[Records from a data source]
------------------------------------------------

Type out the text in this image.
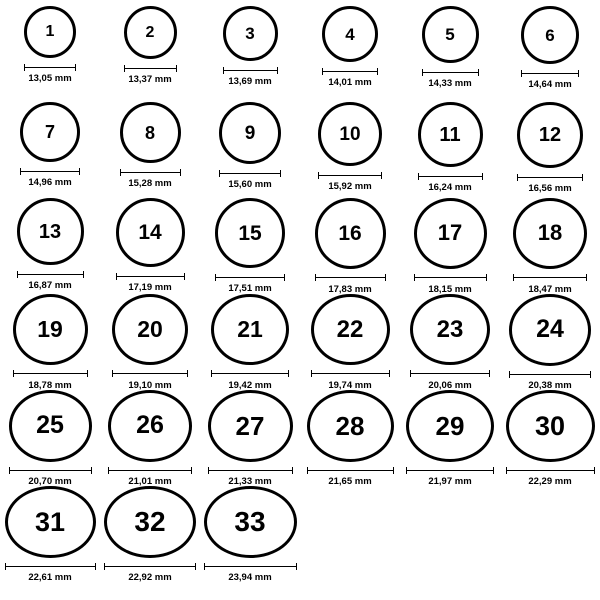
1
13,05 mm
2
13,37 mm
3
13,69 mm
4
14,01 mm
5
14,33 mm
6
14,64 mm
7
14,96 mm
8
15,28 mm
9
15,60 mm
10
15,92 mm
11
16,24 mm
12
16,56 mm
13
16,87 mm
14
17,19 mm
15
17,51 mm
16
17,83 mm
17
18,15 mm
18
18,47 mm
19
18,78 mm
20
19,10 mm
21
19,42 mm
22
19,74 mm
23
20,06 mm
24
20,38 mm
25
20,70 mm
26
21,01 mm
27
21,33 mm
28
21,65 mm
29
21,97 mm
30
22,29 mm
31
22,61 mm
32
22,92 mm
33
23,94 mm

------------------------------------------------

EXERCISE DIRECTIONS →
Your task is to copy the entries in full and exactly, without any images.

REPLY →
Type out the text in this image.
1
13,05 mm
2
13,37 mm
3
13,69 mm
4
14,01 mm
5
14,33 mm
6
14,64 mm
7
14,96 mm
8
15,28 mm
9
15,60 mm
10
15,92 mm
11
16,24 mm
12
16,56 mm
13
16,87 mm
14
17,19 mm
15
17,51 mm
16
17,83 mm
17
18,15 mm
18
18,47 mm
19
18,78 mm
20
19,10 mm
21
19,42 mm
22
19,74 mm
23
20,06 mm
24
20,38 mm
25
20,70 mm
26
21,01 mm
27
21,33 mm
28
21,65 mm
29
21,97 mm
30
22,29 mm
31
22,61 mm
32
22,92 mm
33
23,94 mm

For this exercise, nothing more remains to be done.